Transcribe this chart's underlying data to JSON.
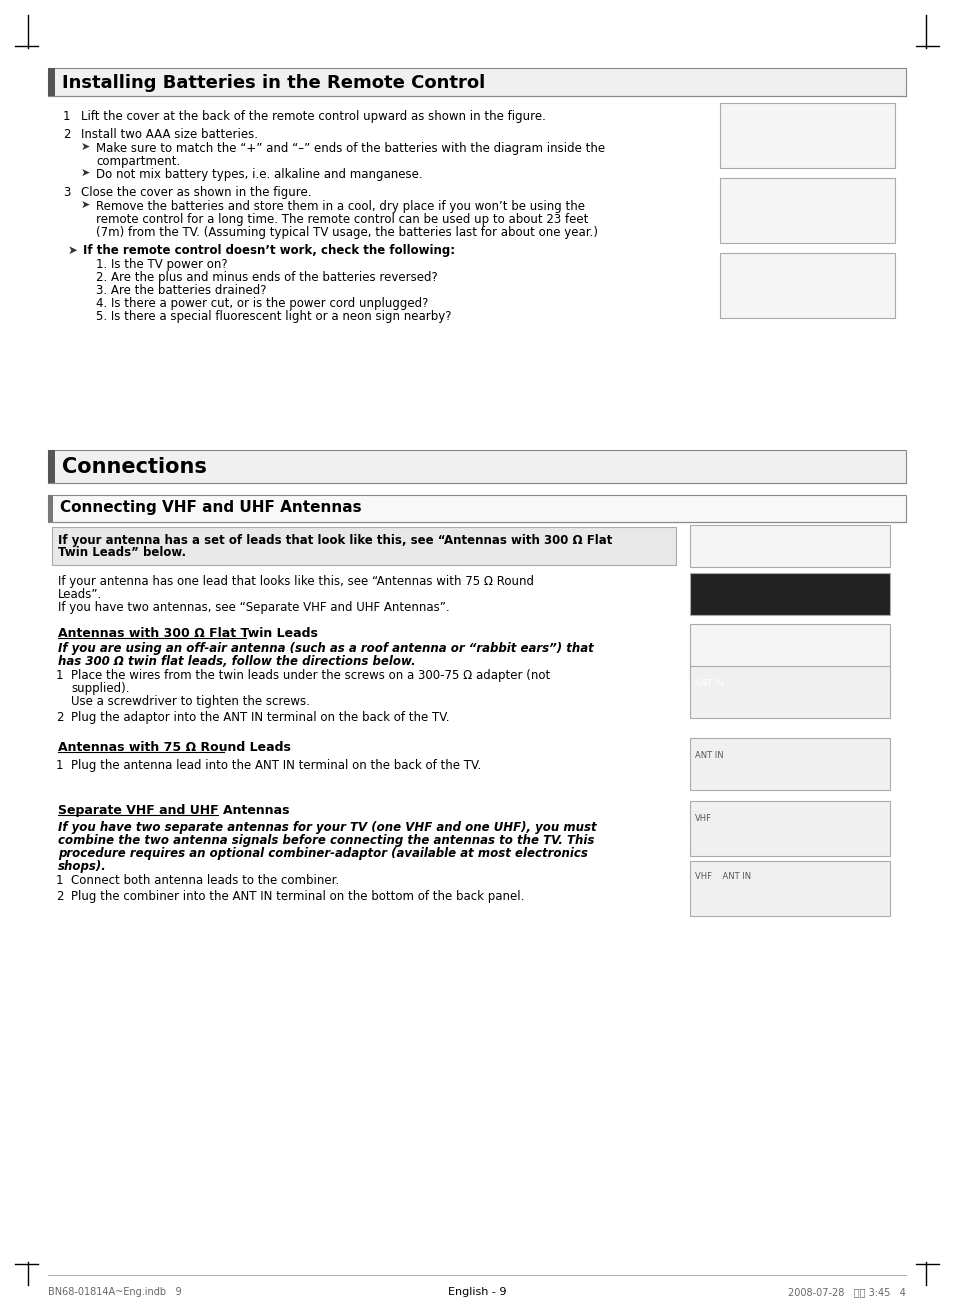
{
  "page_bg": "#ffffff",
  "border_color": "#000000",
  "section1_title": "Installing Batteries in the Remote Control",
  "section2_title": "Connections",
  "section3_title": "Connecting VHF and UHF Antennas",
  "footer_left": "BN68-01814A~Eng.indb   9",
  "footer_right": "2008-07-28   오후 3:45   4",
  "footer_center": "English - 9",
  "section1_content": [
    {
      "type": "numbered",
      "num": "1",
      "text": "Lift the cover at the back of the remote control upward as shown in the figure."
    },
    {
      "type": "numbered",
      "num": "2",
      "text": "Install two AAA size batteries."
    },
    {
      "type": "bullet",
      "text": "Make sure to match the “+” and “–” ends of the batteries with the diagram inside the\ncompartment."
    },
    {
      "type": "bullet",
      "text": "Do not mix battery types, i.e. alkaline and manganese."
    },
    {
      "type": "numbered",
      "num": "3",
      "text": "Close the cover as shown in the figure."
    },
    {
      "type": "bullet",
      "text": "Remove the batteries and store them in a cool, dry place if you won’t be using the\nremote control for a long time. The remote control can be used up to about 23 feet\n(7m) from the TV. (Assuming typical TV usage, the batteries last for about one year.)"
    },
    {
      "type": "bold_bullet",
      "text": "If the remote control doesn’t work, check the following:"
    },
    {
      "type": "sub",
      "text": "1. Is the TV power on?"
    },
    {
      "type": "sub",
      "text": "2. Are the plus and minus ends of the batteries reversed?"
    },
    {
      "type": "sub",
      "text": "3. Are the batteries drained?"
    },
    {
      "type": "sub",
      "text": "4. Is there a power cut, or is the power cord unplugged?"
    },
    {
      "type": "sub",
      "text": "5. Is there a special fluorescent light or a neon sign nearby?"
    }
  ],
  "section3_blocks": [
    {
      "type": "highlighted_note",
      "text": "If your antenna has a set of leads that look like this, see “Antennas with 300 Ω Flat\nTwin Leads” below."
    },
    {
      "type": "normal_note",
      "text": "If your antenna has one lead that looks like this, see “Antennas with 75 Ω Round\nLeads”.\nIf you have two antennas, see “Separate VHF and UHF Antennas”."
    },
    {
      "type": "subsection",
      "title": "Antennas with 300 Ω Flat Twin Leads",
      "bold_text": "If you are using an off-air antenna (such as a roof antenna or “rabbit ears”) that\nhas 300 Ω twin flat leads, follow the directions below.",
      "items": [
        {
          "num": "1",
          "text": "Place the wires from the twin leads under the screws on a 300-75 Ω adapter (not\nsupplied).\nUse a screwdriver to tighten the screws."
        },
        {
          "num": "2",
          "text": "Plug the adaptor into the ANT IN terminal on the back of the TV."
        }
      ]
    },
    {
      "type": "subsection",
      "title": "Antennas with 75 Ω Round Leads",
      "bold_text": "",
      "items": [
        {
          "num": "1",
          "text": "Plug the antenna lead into the ANT IN terminal on the back of the TV."
        }
      ]
    },
    {
      "type": "subsection",
      "title": "Separate VHF and UHF Antennas",
      "bold_text": "If you have two separate antennas for your TV (one VHF and one UHF), you must\ncombine the two antenna signals before connecting the antennas to the TV. This\nprocedure requires an optional combiner-adaptor (available at most electronics\nshops).",
      "items": [
        {
          "num": "1",
          "text": "Connect both antenna leads to the combiner."
        },
        {
          "num": "2",
          "text": "Plug the combiner into the ANT IN terminal on the bottom of the back panel."
        }
      ]
    }
  ]
}
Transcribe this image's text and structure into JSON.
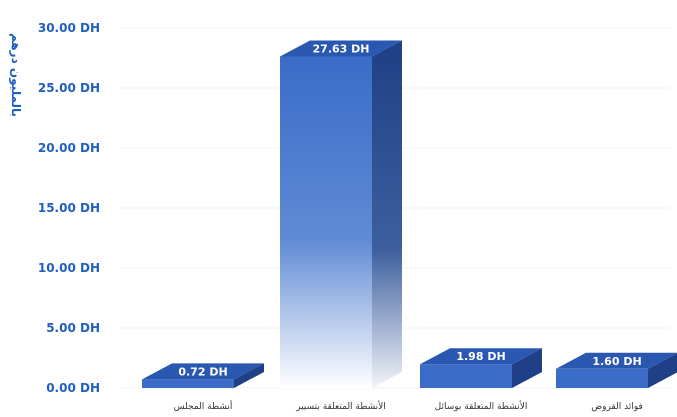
{
  "chart_data": {
    "type": "bar",
    "ylabel": "بالمليون درهم",
    "ylim": [
      0,
      30
    ],
    "y_ticks": [
      "0.00 DH",
      "5.00 DH",
      "10.00 DH",
      "15.00 DH",
      "20.00 DH",
      "25.00 DH",
      "30.00 DH"
    ],
    "categories": [
      "أنشطة المجلس",
      "الأنشطة المتعلقة بتسيير",
      "الأنشطة المتعلقة بوسائل",
      "فوائد القروض"
    ],
    "values": [
      0.72,
      27.63,
      1.98,
      1.6
    ],
    "data_labels": [
      "0.72 DH",
      "27.63 DH",
      "1.98 DH",
      "1.60 DH"
    ],
    "grid": true,
    "style": "3d-bar",
    "colors": {
      "bar_front": "#3a6cc8",
      "bar_top": "#2a58b0",
      "bar_side": "#1f3f86",
      "axis_text": "#1f5fbf"
    }
  }
}
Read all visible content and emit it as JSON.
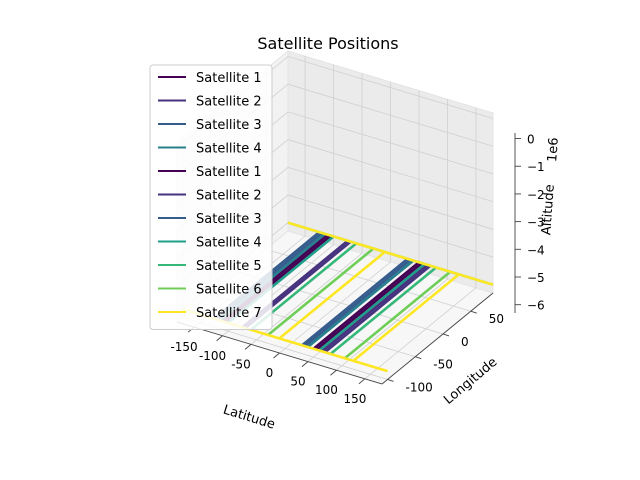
{
  "chart_data": {
    "type": "line",
    "projection": "3d",
    "title": "Satellite Positions",
    "xlabel": "Latitude",
    "ylabel": "Longitude",
    "zlabel": "Altitude",
    "z_offset_label": "1e6",
    "xlim": [
      -180,
      180
    ],
    "ylim": [
      -110,
      90
    ],
    "zlim": [
      -6.3,
      0.2
    ],
    "x_ticks": [
      "-150",
      "-100",
      "-50",
      "0",
      "50",
      "100",
      "150"
    ],
    "x_tick_values": [
      -150,
      -100,
      -50,
      0,
      50,
      100,
      150
    ],
    "y_ticks": [
      "-100",
      "-50",
      "0",
      "50"
    ],
    "y_tick_values": [
      -100,
      -50,
      0,
      50
    ],
    "z_ticks": [
      "0",
      "−1",
      "−2",
      "−3",
      "−4",
      "−5",
      "−6"
    ],
    "z_tick_values": [
      0,
      -1,
      -2,
      -3,
      -4,
      -5,
      -6
    ],
    "grid": true,
    "legend_position": "upper-left",
    "series": [
      {
        "name": "Satellite 1",
        "color": "#440154",
        "points": [
          [
            -110,
            90,
            -6.0
          ],
          [
            -110,
            -100,
            -6.0
          ],
          [
            50,
            90,
            -6.0
          ],
          [
            50,
            -100,
            -6.0
          ]
        ]
      },
      {
        "name": "Satellite 2",
        "color": "#46327e",
        "points": [
          [
            -75,
            90,
            -6.0
          ],
          [
            -75,
            -100,
            -6.0
          ],
          [
            65,
            90,
            -6.0
          ],
          [
            65,
            -100,
            -6.0
          ]
        ]
      },
      {
        "name": "Satellite 3",
        "color": "#365c8d",
        "points": [
          [
            -120,
            90,
            -6.0
          ],
          [
            -120,
            -100,
            -6.0
          ],
          [
            35,
            90,
            -6.0
          ],
          [
            35,
            -100,
            -6.0
          ]
        ]
      },
      {
        "name": "Satellite 4",
        "color": "#277f8e",
        "points": [
          [
            -115,
            90,
            -6.0
          ],
          [
            -115,
            -100,
            -6.0
          ],
          [
            40,
            90,
            -6.0
          ],
          [
            40,
            -100,
            -6.0
          ]
        ]
      },
      {
        "name": "Satellite 1",
        "color": "#440154",
        "points": [
          [
            -105,
            90,
            -6.0
          ],
          [
            -105,
            -100,
            -6.0
          ],
          [
            55,
            90,
            -6.0
          ],
          [
            55,
            -100,
            -6.0
          ]
        ]
      },
      {
        "name": "Satellite 2",
        "color": "#46327e",
        "points": [
          [
            -70,
            90,
            -6.0
          ],
          [
            -70,
            -100,
            -6.0
          ],
          [
            70,
            90,
            -6.0
          ],
          [
            70,
            -100,
            -6.0
          ]
        ]
      },
      {
        "name": "Satellite 3",
        "color": "#365c8d",
        "points": [
          [
            -125,
            90,
            -6.0
          ],
          [
            -125,
            -100,
            -6.0
          ],
          [
            30,
            90,
            -6.0
          ],
          [
            30,
            -100,
            -6.0
          ]
        ]
      },
      {
        "name": "Satellite 4",
        "color": "#1f9e89",
        "points": [
          [
            -100,
            90,
            -6.0
          ],
          [
            -100,
            -100,
            -6.0
          ],
          [
            60,
            90,
            -6.0
          ],
          [
            60,
            -100,
            -6.0
          ]
        ]
      },
      {
        "name": "Satellite 5",
        "color": "#35b779",
        "points": [
          [
            -60,
            90,
            -6.0
          ],
          [
            -60,
            -100,
            -6.0
          ],
          [
            80,
            90,
            -6.0
          ],
          [
            80,
            -100,
            -6.0
          ]
        ]
      },
      {
        "name": "Satellite 6",
        "color": "#6ece58",
        "points": [
          [
            -30,
            90,
            -6.0
          ],
          [
            -30,
            -100,
            -6.0
          ],
          [
            105,
            90,
            -6.0
          ],
          [
            105,
            -100,
            -6.0
          ],
          [
            -180,
            90,
            -6.0
          ],
          [
            180,
            90,
            -6.0
          ]
        ]
      },
      {
        "name": "Satellite 7",
        "color": "#fde725",
        "points": [
          [
            -180,
            -100,
            -6.0
          ],
          [
            180,
            -100,
            -6.0
          ],
          [
            -180,
            90,
            -6.0
          ],
          [
            180,
            90,
            -6.0
          ],
          [
            -10,
            90,
            -6.0
          ],
          [
            -10,
            -100,
            -6.0
          ],
          [
            120,
            90,
            -6.0
          ],
          [
            120,
            -100,
            -6.0
          ]
        ]
      }
    ]
  }
}
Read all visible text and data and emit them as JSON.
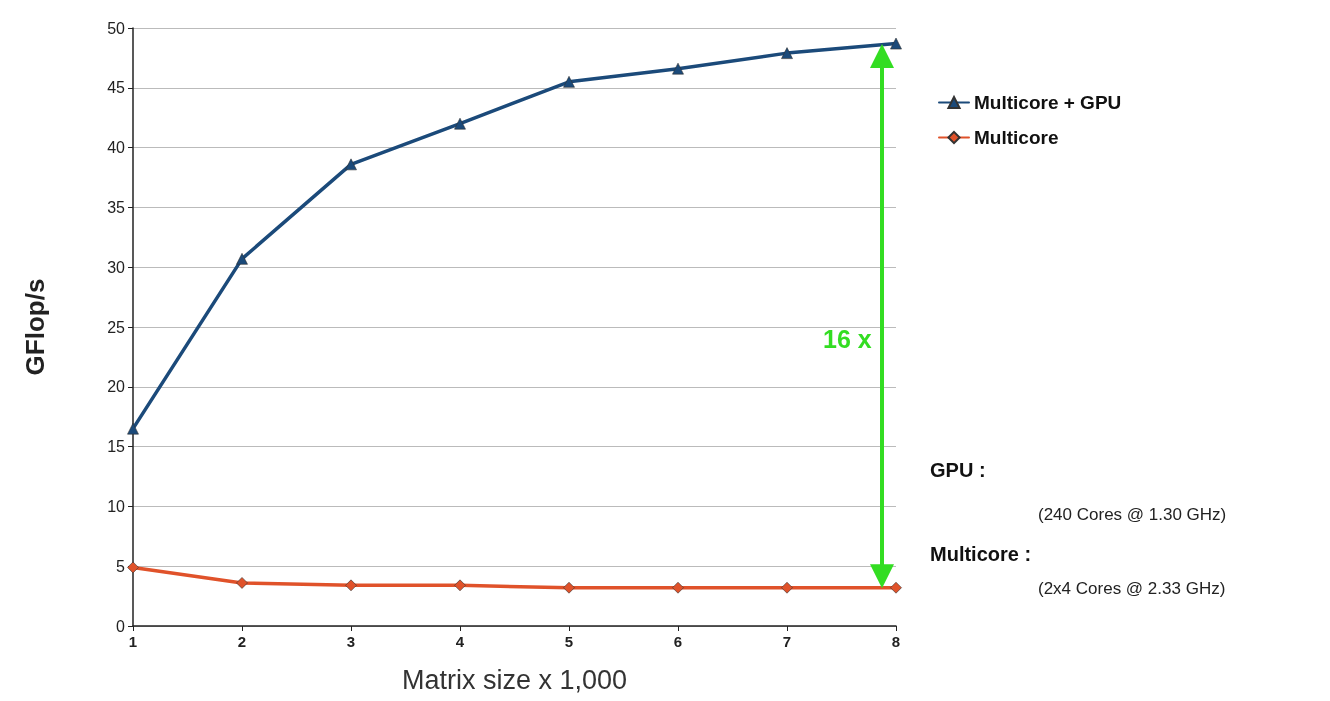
{
  "chart_data": {
    "type": "line",
    "ylabel": "GFlop/s",
    "xlabel": "Matrix size x 1,000",
    "x": [
      1,
      2,
      3,
      4,
      5,
      6,
      7,
      8
    ],
    "series": [
      {
        "name": "Multicore + GPU",
        "color": "#1b4a7a",
        "marker": "triangle",
        "values": [
          16.5,
          30.7,
          38.6,
          42,
          45.5,
          46.6,
          47.9,
          48.7
        ]
      },
      {
        "name": "Multicore",
        "color": "#e0522a",
        "marker": "diamond",
        "values": [
          4.9,
          3.6,
          3.4,
          3.4,
          3.2,
          3.2,
          3.2,
          3.2
        ]
      }
    ],
    "xlim": [
      1,
      8
    ],
    "xticks": [
      1,
      2,
      3,
      4,
      5,
      6,
      7,
      8
    ],
    "ylim": [
      0,
      50
    ],
    "yticks": [
      0,
      5,
      10,
      15,
      20,
      25,
      30,
      35,
      40,
      45,
      50
    ],
    "grid": "y",
    "legend": "right",
    "line_style": "solid",
    "annotations": [
      "16 x",
      "GPU :",
      "(240 Cores @ 1.30 GHz)",
      "Multicore :",
      "(2x4 Cores @ 2.33 GHz)"
    ]
  }
}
______________________________
▶ Objective: In the records above, find the lines containing "below" and copy them.

▶ Reply:
      "text": "If your antenna has a set of leads that look like this, see “Antennas with 300 Ω Flat\nTwin Leads” below."
      "bold_text": "If you are using an off-air antenna (such as a roof antenna or “rabbit ears”) that\nhas 300 Ω twin flat leads, follow the directions below.",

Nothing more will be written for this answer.